(Entries with figure data)

────

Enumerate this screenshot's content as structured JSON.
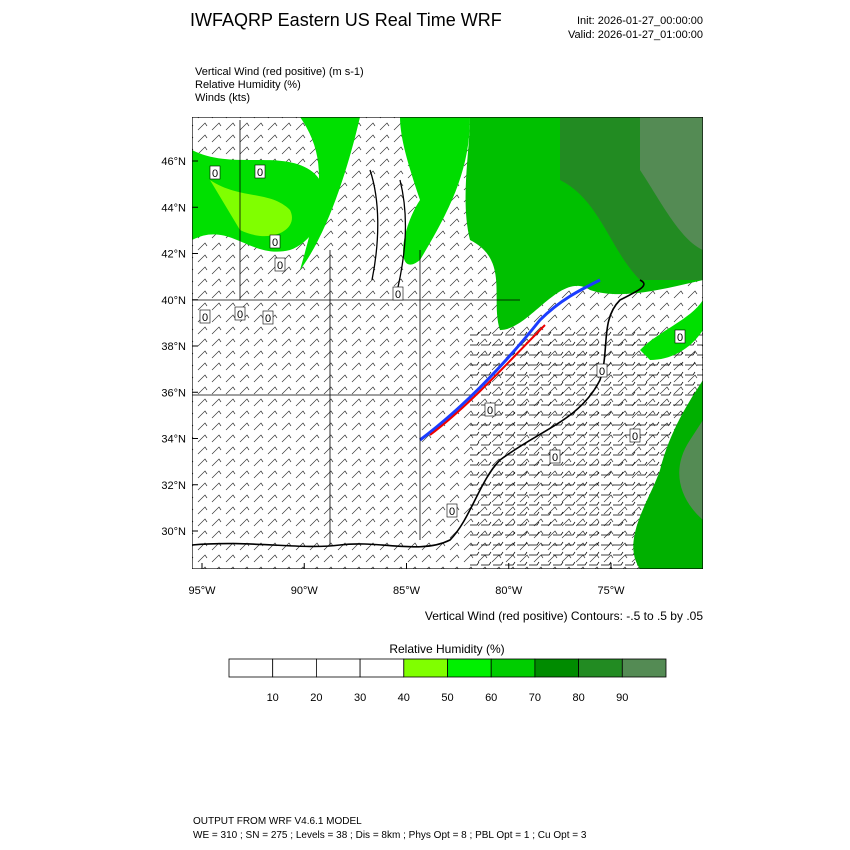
{
  "header": {
    "title": "IWFAQRP Eastern US Real Time WRF",
    "init": "Init: 2026-01-27_00:00:00",
    "valid": "Valid: 2026-01-27_01:00:00"
  },
  "fields": [
    "Vertical Wind (red positive)   (m s-1)",
    "Relative Humidity   (%)",
    "Winds   (kts)"
  ],
  "map": {
    "lat_labels": [
      "46°N",
      "44°N",
      "42°N",
      "40°N",
      "38°N",
      "36°N",
      "34°N",
      "32°N",
      "30°N"
    ],
    "lon_labels": [
      "95°W",
      "90°W",
      "85°W",
      "80°W",
      "75°W"
    ],
    "contour_labels": [
      "0",
      "0",
      "0",
      "0",
      "0",
      "0",
      "0",
      "0",
      "0",
      "0",
      "0",
      "0",
      "0",
      "0"
    ],
    "contour_note": "Vertical Wind (red positive) Contours: -.5 to .5 by .05"
  },
  "colorbar": {
    "title": "Relative Humidity  (%)",
    "colors": [
      "#ffffff",
      "#ffffff",
      "#ffffff",
      "#ffffff",
      "#80ff00",
      "#00f000",
      "#00cd00",
      "#008b00",
      "#228b22",
      "#548b54"
    ],
    "labels": [
      "10",
      "20",
      "30",
      "40",
      "50",
      "60",
      "70",
      "80",
      "90"
    ]
  },
  "footer": {
    "line1": "OUTPUT FROM WRF V4.6.1 MODEL",
    "line2": "WE = 310 ; SN = 275 ; Levels = 38 ; Dis = 8km ; Phys Opt = 8 ; PBL Opt = 1 ; Cu Opt = 3"
  }
}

────

* **EXERCISE**: Set the listing down in full and exactly. Pictures within it should not appear in the copy.

* **SOLUTION**:
Enumerate this screenshot's content as structured JSON.
{
  "header": {
    "title": "IWFAQRP Eastern US Real Time WRF",
    "init": "Init: 2026-01-27_00:00:00",
    "valid": "Valid: 2026-01-27_01:00:00"
  },
  "fields": [
    "Vertical Wind (red positive)   (m s-1)",
    "Relative Humidity   (%)",
    "Winds   (kts)"
  ],
  "map": {
    "lat_labels": [
      "46°N",
      "44°N",
      "42°N",
      "40°N",
      "38°N",
      "36°N",
      "34°N",
      "32°N",
      "30°N"
    ],
    "lon_labels": [
      "95°W",
      "90°W",
      "85°W",
      "80°W",
      "75°W"
    ],
    "contour_labels": [
      "0",
      "0",
      "0",
      "0",
      "0",
      "0",
      "0",
      "0",
      "0",
      "0",
      "0",
      "0",
      "0",
      "0"
    ],
    "contour_note": "Vertical Wind (red positive) Contours: -.5 to .5 by .05"
  },
  "colorbar": {
    "title": "Relative Humidity  (%)",
    "colors": [
      "#ffffff",
      "#ffffff",
      "#ffffff",
      "#ffffff",
      "#80ff00",
      "#00f000",
      "#00cd00",
      "#008b00",
      "#228b22",
      "#548b54"
    ],
    "labels": [
      "10",
      "20",
      "30",
      "40",
      "50",
      "60",
      "70",
      "80",
      "90"
    ]
  },
  "footer": {
    "line1": "OUTPUT FROM WRF V4.6.1 MODEL",
    "line2": "WE = 310 ; SN = 275 ; Levels = 38 ; Dis = 8km ; Phys Opt = 8 ; PBL Opt = 1 ; Cu Opt = 3"
  }
}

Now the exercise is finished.